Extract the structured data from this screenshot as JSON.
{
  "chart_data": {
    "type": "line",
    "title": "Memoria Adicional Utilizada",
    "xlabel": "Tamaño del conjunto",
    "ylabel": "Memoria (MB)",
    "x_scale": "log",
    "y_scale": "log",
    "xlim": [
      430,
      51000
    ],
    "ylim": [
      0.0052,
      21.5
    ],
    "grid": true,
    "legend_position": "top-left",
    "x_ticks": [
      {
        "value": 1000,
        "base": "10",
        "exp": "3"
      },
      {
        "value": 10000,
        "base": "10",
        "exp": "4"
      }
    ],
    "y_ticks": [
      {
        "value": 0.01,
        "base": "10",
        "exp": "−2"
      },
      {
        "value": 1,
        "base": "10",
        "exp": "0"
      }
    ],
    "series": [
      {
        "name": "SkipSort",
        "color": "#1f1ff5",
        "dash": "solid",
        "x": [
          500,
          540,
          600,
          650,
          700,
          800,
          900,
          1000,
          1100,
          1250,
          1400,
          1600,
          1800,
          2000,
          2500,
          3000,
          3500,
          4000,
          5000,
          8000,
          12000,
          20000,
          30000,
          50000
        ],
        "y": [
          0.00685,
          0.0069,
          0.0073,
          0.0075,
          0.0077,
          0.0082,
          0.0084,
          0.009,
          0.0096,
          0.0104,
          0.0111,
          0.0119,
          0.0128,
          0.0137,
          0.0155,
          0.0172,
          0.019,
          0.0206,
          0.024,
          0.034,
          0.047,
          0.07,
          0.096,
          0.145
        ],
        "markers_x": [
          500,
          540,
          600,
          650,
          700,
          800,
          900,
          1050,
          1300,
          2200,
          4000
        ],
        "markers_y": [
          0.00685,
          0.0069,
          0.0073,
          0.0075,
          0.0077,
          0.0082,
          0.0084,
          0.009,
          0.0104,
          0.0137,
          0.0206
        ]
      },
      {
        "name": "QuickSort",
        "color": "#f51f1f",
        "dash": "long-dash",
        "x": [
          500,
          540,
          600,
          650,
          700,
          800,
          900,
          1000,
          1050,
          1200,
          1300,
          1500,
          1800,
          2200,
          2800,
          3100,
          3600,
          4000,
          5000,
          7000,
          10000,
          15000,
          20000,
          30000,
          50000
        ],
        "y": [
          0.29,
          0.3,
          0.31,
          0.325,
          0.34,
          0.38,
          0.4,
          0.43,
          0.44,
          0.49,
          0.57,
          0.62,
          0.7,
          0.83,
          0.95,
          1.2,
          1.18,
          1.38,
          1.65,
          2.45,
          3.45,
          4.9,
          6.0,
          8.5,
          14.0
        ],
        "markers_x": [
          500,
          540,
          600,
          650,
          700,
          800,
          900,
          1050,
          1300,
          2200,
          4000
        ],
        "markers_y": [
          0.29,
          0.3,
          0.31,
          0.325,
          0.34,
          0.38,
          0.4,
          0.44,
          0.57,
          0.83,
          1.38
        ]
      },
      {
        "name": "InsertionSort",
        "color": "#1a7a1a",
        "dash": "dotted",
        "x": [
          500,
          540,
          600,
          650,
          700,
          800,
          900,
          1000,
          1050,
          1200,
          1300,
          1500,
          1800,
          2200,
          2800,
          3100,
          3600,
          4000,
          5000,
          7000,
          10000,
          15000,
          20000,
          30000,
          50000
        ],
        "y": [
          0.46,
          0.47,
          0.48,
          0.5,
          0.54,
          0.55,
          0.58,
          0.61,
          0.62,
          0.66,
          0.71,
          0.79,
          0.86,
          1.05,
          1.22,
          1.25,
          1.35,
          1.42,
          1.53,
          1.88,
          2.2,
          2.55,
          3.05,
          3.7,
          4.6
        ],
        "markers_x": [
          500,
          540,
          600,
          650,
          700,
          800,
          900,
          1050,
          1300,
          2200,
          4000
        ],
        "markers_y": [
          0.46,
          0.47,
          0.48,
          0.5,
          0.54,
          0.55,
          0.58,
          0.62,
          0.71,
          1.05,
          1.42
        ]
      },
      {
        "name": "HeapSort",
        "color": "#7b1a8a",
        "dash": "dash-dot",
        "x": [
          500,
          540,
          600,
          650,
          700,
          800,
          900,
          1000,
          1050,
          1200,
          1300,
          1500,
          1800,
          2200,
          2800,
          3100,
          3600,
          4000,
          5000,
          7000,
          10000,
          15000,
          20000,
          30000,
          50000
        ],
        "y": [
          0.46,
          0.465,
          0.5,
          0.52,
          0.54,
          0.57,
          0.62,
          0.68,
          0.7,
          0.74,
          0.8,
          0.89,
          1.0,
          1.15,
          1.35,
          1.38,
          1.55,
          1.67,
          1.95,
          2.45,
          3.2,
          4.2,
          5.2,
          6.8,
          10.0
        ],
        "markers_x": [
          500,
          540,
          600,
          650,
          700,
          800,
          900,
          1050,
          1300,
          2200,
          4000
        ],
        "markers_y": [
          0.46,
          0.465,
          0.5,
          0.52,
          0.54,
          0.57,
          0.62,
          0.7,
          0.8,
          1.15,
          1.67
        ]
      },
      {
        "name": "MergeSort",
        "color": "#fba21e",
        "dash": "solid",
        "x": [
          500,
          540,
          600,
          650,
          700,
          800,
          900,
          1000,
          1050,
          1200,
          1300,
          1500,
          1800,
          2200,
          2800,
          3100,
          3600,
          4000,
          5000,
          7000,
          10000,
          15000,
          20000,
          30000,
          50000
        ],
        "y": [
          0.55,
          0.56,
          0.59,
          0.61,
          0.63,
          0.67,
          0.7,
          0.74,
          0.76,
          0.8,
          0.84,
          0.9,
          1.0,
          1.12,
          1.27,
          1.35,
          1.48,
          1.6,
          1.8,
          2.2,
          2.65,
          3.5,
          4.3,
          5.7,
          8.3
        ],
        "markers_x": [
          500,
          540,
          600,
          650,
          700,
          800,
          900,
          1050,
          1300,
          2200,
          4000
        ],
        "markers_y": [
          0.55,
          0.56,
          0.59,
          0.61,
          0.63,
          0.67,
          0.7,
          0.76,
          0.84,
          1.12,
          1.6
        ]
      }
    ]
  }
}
== == ==
* **Your goal**
Output the whole listing above again, word for word.

* **Task answer**
Extract the structured data from this screenshot as JSON.
{
  "chart_data": {
    "type": "line",
    "title": "Memoria Adicional Utilizada",
    "xlabel": "Tamaño del conjunto",
    "ylabel": "Memoria (MB)",
    "x_scale": "log",
    "y_scale": "log",
    "xlim": [
      430,
      51000
    ],
    "ylim": [
      0.0052,
      21.5
    ],
    "grid": true,
    "legend_position": "top-left",
    "x_ticks": [
      {
        "value": 1000,
        "base": "10",
        "exp": "3"
      },
      {
        "value": 10000,
        "base": "10",
        "exp": "4"
      }
    ],
    "y_ticks": [
      {
        "value": 0.01,
        "base": "10",
        "exp": "−2"
      },
      {
        "value": 1,
        "base": "10",
        "exp": "0"
      }
    ],
    "series": [
      {
        "name": "SkipSort",
        "color": "#1f1ff5",
        "dash": "solid",
        "x": [
          500,
          540,
          600,
          650,
          700,
          800,
          900,
          1000,
          1100,
          1250,
          1400,
          1600,
          1800,
          2000,
          2500,
          3000,
          3500,
          4000,
          5000,
          8000,
          12000,
          20000,
          30000,
          50000
        ],
        "y": [
          0.00685,
          0.0069,
          0.0073,
          0.0075,
          0.0077,
          0.0082,
          0.0084,
          0.009,
          0.0096,
          0.0104,
          0.0111,
          0.0119,
          0.0128,
          0.0137,
          0.0155,
          0.0172,
          0.019,
          0.0206,
          0.024,
          0.034,
          0.047,
          0.07,
          0.096,
          0.145
        ],
        "markers_x": [
          500,
          540,
          600,
          650,
          700,
          800,
          900,
          1050,
          1300,
          2200,
          4000
        ],
        "markers_y": [
          0.00685,
          0.0069,
          0.0073,
          0.0075,
          0.0077,
          0.0082,
          0.0084,
          0.009,
          0.0104,
          0.0137,
          0.0206
        ]
      },
      {
        "name": "QuickSort",
        "color": "#f51f1f",
        "dash": "long-dash",
        "x": [
          500,
          540,
          600,
          650,
          700,
          800,
          900,
          1000,
          1050,
          1200,
          1300,
          1500,
          1800,
          2200,
          2800,
          3100,
          3600,
          4000,
          5000,
          7000,
          10000,
          15000,
          20000,
          30000,
          50000
        ],
        "y": [
          0.29,
          0.3,
          0.31,
          0.325,
          0.34,
          0.38,
          0.4,
          0.43,
          0.44,
          0.49,
          0.57,
          0.62,
          0.7,
          0.83,
          0.95,
          1.2,
          1.18,
          1.38,
          1.65,
          2.45,
          3.45,
          4.9,
          6.0,
          8.5,
          14.0
        ],
        "markers_x": [
          500,
          540,
          600,
          650,
          700,
          800,
          900,
          1050,
          1300,
          2200,
          4000
        ],
        "markers_y": [
          0.29,
          0.3,
          0.31,
          0.325,
          0.34,
          0.38,
          0.4,
          0.44,
          0.57,
          0.83,
          1.38
        ]
      },
      {
        "name": "InsertionSort",
        "color": "#1a7a1a",
        "dash": "dotted",
        "x": [
          500,
          540,
          600,
          650,
          700,
          800,
          900,
          1000,
          1050,
          1200,
          1300,
          1500,
          1800,
          2200,
          2800,
          3100,
          3600,
          4000,
          5000,
          7000,
          10000,
          15000,
          20000,
          30000,
          50000
        ],
        "y": [
          0.46,
          0.47,
          0.48,
          0.5,
          0.54,
          0.55,
          0.58,
          0.61,
          0.62,
          0.66,
          0.71,
          0.79,
          0.86,
          1.05,
          1.22,
          1.25,
          1.35,
          1.42,
          1.53,
          1.88,
          2.2,
          2.55,
          3.05,
          3.7,
          4.6
        ],
        "markers_x": [
          500,
          540,
          600,
          650,
          700,
          800,
          900,
          1050,
          1300,
          2200,
          4000
        ],
        "markers_y": [
          0.46,
          0.47,
          0.48,
          0.5,
          0.54,
          0.55,
          0.58,
          0.62,
          0.71,
          1.05,
          1.42
        ]
      },
      {
        "name": "HeapSort",
        "color": "#7b1a8a",
        "dash": "dash-dot",
        "x": [
          500,
          540,
          600,
          650,
          700,
          800,
          900,
          1000,
          1050,
          1200,
          1300,
          1500,
          1800,
          2200,
          2800,
          3100,
          3600,
          4000,
          5000,
          7000,
          10000,
          15000,
          20000,
          30000,
          50000
        ],
        "y": [
          0.46,
          0.465,
          0.5,
          0.52,
          0.54,
          0.57,
          0.62,
          0.68,
          0.7,
          0.74,
          0.8,
          0.89,
          1.0,
          1.15,
          1.35,
          1.38,
          1.55,
          1.67,
          1.95,
          2.45,
          3.2,
          4.2,
          5.2,
          6.8,
          10.0
        ],
        "markers_x": [
          500,
          540,
          600,
          650,
          700,
          800,
          900,
          1050,
          1300,
          2200,
          4000
        ],
        "markers_y": [
          0.46,
          0.465,
          0.5,
          0.52,
          0.54,
          0.57,
          0.62,
          0.7,
          0.8,
          1.15,
          1.67
        ]
      },
      {
        "name": "MergeSort",
        "color": "#fba21e",
        "dash": "solid",
        "x": [
          500,
          540,
          600,
          650,
          700,
          800,
          900,
          1000,
          1050,
          1200,
          1300,
          1500,
          1800,
          2200,
          2800,
          3100,
          3600,
          4000,
          5000,
          7000,
          10000,
          15000,
          20000,
          30000,
          50000
        ],
        "y": [
          0.55,
          0.56,
          0.59,
          0.61,
          0.63,
          0.67,
          0.7,
          0.74,
          0.76,
          0.8,
          0.84,
          0.9,
          1.0,
          1.12,
          1.27,
          1.35,
          1.48,
          1.6,
          1.8,
          2.2,
          2.65,
          3.5,
          4.3,
          5.7,
          8.3
        ],
        "markers_x": [
          500,
          540,
          600,
          650,
          700,
          800,
          900,
          1050,
          1300,
          2200,
          4000
        ],
        "markers_y": [
          0.55,
          0.56,
          0.59,
          0.61,
          0.63,
          0.67,
          0.7,
          0.76,
          0.84,
          1.12,
          1.6
        ]
      }
    ]
  }
}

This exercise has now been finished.